* _Stated task_
Transcribe the records below exactly as they appear, omitting any pictures.

* _Provided data_
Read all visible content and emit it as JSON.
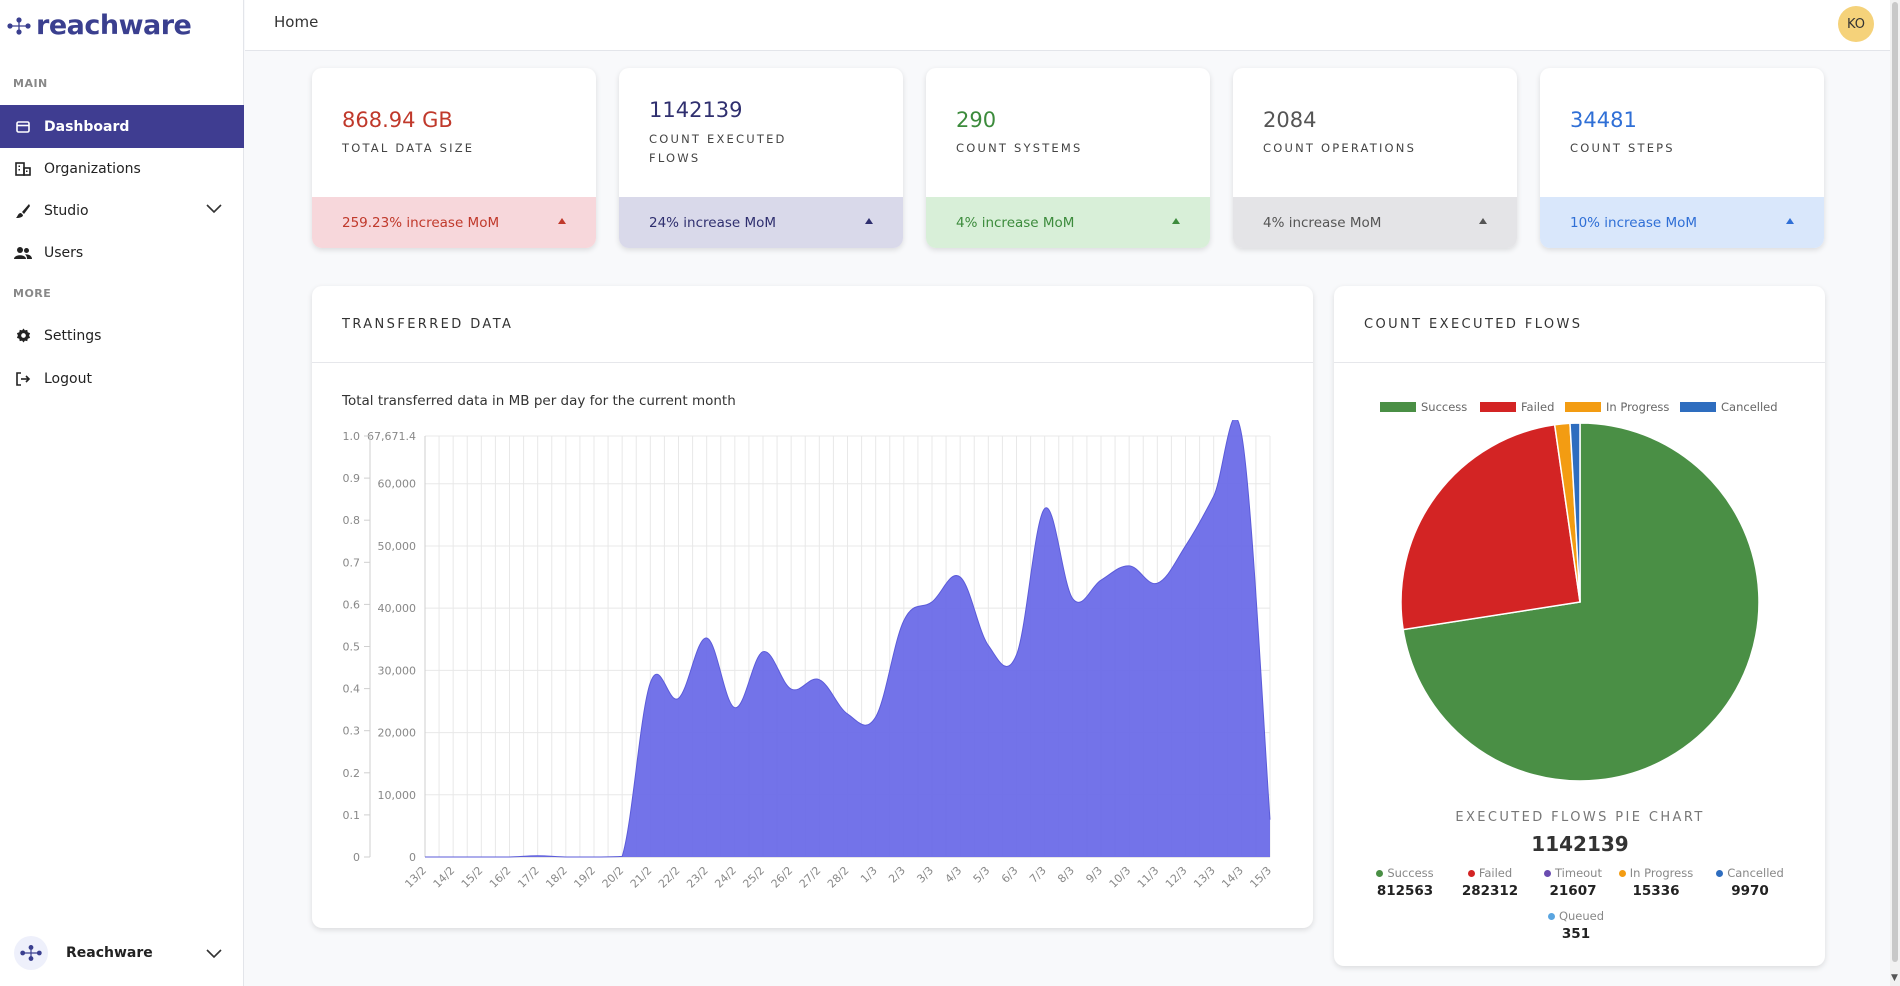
{
  "app": {
    "logo_text": "reachware"
  },
  "sidebar": {
    "section_main": "MAIN",
    "section_more": "MORE",
    "items": [
      {
        "label": "Dashboard",
        "icon": "dashboard-icon"
      },
      {
        "label": "Organizations",
        "icon": "organization-icon"
      },
      {
        "label": "Studio",
        "icon": "brush-icon"
      },
      {
        "label": "Users",
        "icon": "users-icon"
      },
      {
        "label": "Settings",
        "icon": "gear-icon"
      },
      {
        "label": "Logout",
        "icon": "logout-icon"
      }
    ],
    "footer": {
      "label": "Reachware"
    }
  },
  "topbar": {
    "breadcrumb": "Home",
    "avatar_initials": "KO"
  },
  "kpis": [
    {
      "value": "868.94 GB",
      "label": "TOTAL DATA SIZE",
      "change": "259.23% increase MoM",
      "color": "#c0392b",
      "bg": "#f7d7db"
    },
    {
      "value": "1142139",
      "label": "COUNT EXECUTED FLOWS",
      "change": "24% increase MoM",
      "color": "#2f2f6f",
      "bg": "#d9d9ea"
    },
    {
      "value": "290",
      "label": "COUNT SYSTEMS",
      "change": "4% increase MoM",
      "color": "#3c8b3c",
      "bg": "#d8efd8"
    },
    {
      "value": "2084",
      "label": "COUNT OPERATIONS",
      "change": "4% increase MoM",
      "color": "#555555",
      "bg": "#e4e4e7"
    },
    {
      "value": "34481",
      "label": "COUNT STEPS",
      "change": "10% increase MoM",
      "color": "#2f6fd6",
      "bg": "#d9e7fb"
    }
  ],
  "transferred": {
    "title": "TRANSFERRED DATA",
    "subtitle": "Total transferred data in MB per day for the current month"
  },
  "flows": {
    "title": "COUNT EXECUTED FLOWS",
    "pie_title": "EXECUTED FLOWS PIE CHART",
    "total": "1142139",
    "stats": [
      {
        "label": "Success",
        "value": "812563",
        "color": "#4a8f45"
      },
      {
        "label": "Failed",
        "value": "282312",
        "color": "#d32424"
      },
      {
        "label": "Timeout",
        "value": "21607",
        "color": "#6a4cb0"
      },
      {
        "label": "In Progress",
        "value": "15336",
        "color": "#f39c12"
      },
      {
        "label": "Cancelled",
        "value": "9970",
        "color": "#2e6dbf"
      },
      {
        "label": "Queued",
        "value": "351",
        "color": "#5aa5e0"
      }
    ]
  },
  "chart_data": [
    {
      "type": "area",
      "title": "Total transferred data in MB per day for the current month",
      "xlabel": "",
      "ylabel": "",
      "color": "#6b6be8",
      "categories": [
        "13/2",
        "14/2",
        "15/2",
        "16/2",
        "17/2",
        "18/2",
        "19/2",
        "20/2",
        "21/2",
        "22/2",
        "23/2",
        "24/2",
        "25/2",
        "26/2",
        "27/2",
        "28/2",
        "1/3",
        "2/3",
        "3/3",
        "4/3",
        "5/3",
        "6/3",
        "7/3",
        "8/3",
        "9/3",
        "10/3",
        "11/3",
        "12/3",
        "13/3",
        "14/3",
        "15/3"
      ],
      "values": [
        0,
        0,
        0,
        0,
        200,
        0,
        0,
        100,
        28000,
        25500,
        35200,
        24000,
        33000,
        27000,
        28500,
        23000,
        22500,
        38000,
        41000,
        45000,
        34000,
        32500,
        56000,
        41500,
        44500,
        46800,
        44000,
        50000,
        58000,
        67671.4,
        6000
      ],
      "ylim": [
        0,
        67671.4
      ],
      "y_ticks": [
        "0",
        "10,000",
        "20,000",
        "30,000",
        "40,000",
        "50,000",
        "60,000",
        "67,671.4"
      ],
      "y2_ticks": [
        "0",
        "0.1",
        "0.2",
        "0.3",
        "0.4",
        "0.5",
        "0.6",
        "0.7",
        "0.8",
        "0.9",
        "1.0"
      ],
      "grid": true
    },
    {
      "type": "pie",
      "title": "",
      "legend": [
        "Success",
        "Failed",
        "In Progress",
        "Cancelled"
      ],
      "legend_position": "top",
      "series": [
        {
          "name": "Success",
          "value": 812563,
          "color": "#4a8f45"
        },
        {
          "name": "Failed",
          "value": 282312,
          "color": "#d32424"
        },
        {
          "name": "In Progress",
          "value": 15336,
          "color": "#f39c12"
        },
        {
          "name": "Cancelled",
          "value": 9970,
          "color": "#2e6dbf"
        }
      ]
    }
  ]
}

* _Final result_
Read all visible content and emit it as JSON.
{
  "app": {
    "logo_text": "reachware"
  },
  "sidebar": {
    "section_main": "MAIN",
    "section_more": "MORE",
    "items": [
      {
        "label": "Dashboard",
        "icon": "dashboard-icon"
      },
      {
        "label": "Organizations",
        "icon": "organization-icon"
      },
      {
        "label": "Studio",
        "icon": "brush-icon"
      },
      {
        "label": "Users",
        "icon": "users-icon"
      },
      {
        "label": "Settings",
        "icon": "gear-icon"
      },
      {
        "label": "Logout",
        "icon": "logout-icon"
      }
    ],
    "footer": {
      "label": "Reachware"
    }
  },
  "topbar": {
    "breadcrumb": "Home",
    "avatar_initials": "KO"
  },
  "kpis": [
    {
      "value": "868.94 GB",
      "label": "TOTAL DATA SIZE",
      "change": "259.23% increase MoM",
      "color": "#c0392b",
      "bg": "#f7d7db"
    },
    {
      "value": "1142139",
      "label": "COUNT EXECUTED FLOWS",
      "change": "24% increase MoM",
      "color": "#2f2f6f",
      "bg": "#d9d9ea"
    },
    {
      "value": "290",
      "label": "COUNT SYSTEMS",
      "change": "4% increase MoM",
      "color": "#3c8b3c",
      "bg": "#d8efd8"
    },
    {
      "value": "2084",
      "label": "COUNT OPERATIONS",
      "change": "4% increase MoM",
      "color": "#555555",
      "bg": "#e4e4e7"
    },
    {
      "value": "34481",
      "label": "COUNT STEPS",
      "change": "10% increase MoM",
      "color": "#2f6fd6",
      "bg": "#d9e7fb"
    }
  ],
  "transferred": {
    "title": "TRANSFERRED DATA",
    "subtitle": "Total transferred data in MB per day for the current month"
  },
  "flows": {
    "title": "COUNT EXECUTED FLOWS",
    "pie_title": "EXECUTED FLOWS PIE CHART",
    "total": "1142139",
    "stats": [
      {
        "label": "Success",
        "value": "812563",
        "color": "#4a8f45"
      },
      {
        "label": "Failed",
        "value": "282312",
        "color": "#d32424"
      },
      {
        "label": "Timeout",
        "value": "21607",
        "color": "#6a4cb0"
      },
      {
        "label": "In Progress",
        "value": "15336",
        "color": "#f39c12"
      },
      {
        "label": "Cancelled",
        "value": "9970",
        "color": "#2e6dbf"
      },
      {
        "label": "Queued",
        "value": "351",
        "color": "#5aa5e0"
      }
    ]
  },
  "chart_data": [
    {
      "type": "area",
      "title": "Total transferred data in MB per day for the current month",
      "xlabel": "",
      "ylabel": "",
      "color": "#6b6be8",
      "categories": [
        "13/2",
        "14/2",
        "15/2",
        "16/2",
        "17/2",
        "18/2",
        "19/2",
        "20/2",
        "21/2",
        "22/2",
        "23/2",
        "24/2",
        "25/2",
        "26/2",
        "27/2",
        "28/2",
        "1/3",
        "2/3",
        "3/3",
        "4/3",
        "5/3",
        "6/3",
        "7/3",
        "8/3",
        "9/3",
        "10/3",
        "11/3",
        "12/3",
        "13/3",
        "14/3",
        "15/3"
      ],
      "values": [
        0,
        0,
        0,
        0,
        200,
        0,
        0,
        100,
        28000,
        25500,
        35200,
        24000,
        33000,
        27000,
        28500,
        23000,
        22500,
        38000,
        41000,
        45000,
        34000,
        32500,
        56000,
        41500,
        44500,
        46800,
        44000,
        50000,
        58000,
        67671.4,
        6000
      ],
      "ylim": [
        0,
        67671.4
      ],
      "y_ticks": [
        "0",
        "10,000",
        "20,000",
        "30,000",
        "40,000",
        "50,000",
        "60,000",
        "67,671.4"
      ],
      "y2_ticks": [
        "0",
        "0.1",
        "0.2",
        "0.3",
        "0.4",
        "0.5",
        "0.6",
        "0.7",
        "0.8",
        "0.9",
        "1.0"
      ],
      "grid": true
    },
    {
      "type": "pie",
      "title": "",
      "legend": [
        "Success",
        "Failed",
        "In Progress",
        "Cancelled"
      ],
      "legend_position": "top",
      "series": [
        {
          "name": "Success",
          "value": 812563,
          "color": "#4a8f45"
        },
        {
          "name": "Failed",
          "value": 282312,
          "color": "#d32424"
        },
        {
          "name": "In Progress",
          "value": 15336,
          "color": "#f39c12"
        },
        {
          "name": "Cancelled",
          "value": 9970,
          "color": "#2e6dbf"
        }
      ]
    }
  ]
}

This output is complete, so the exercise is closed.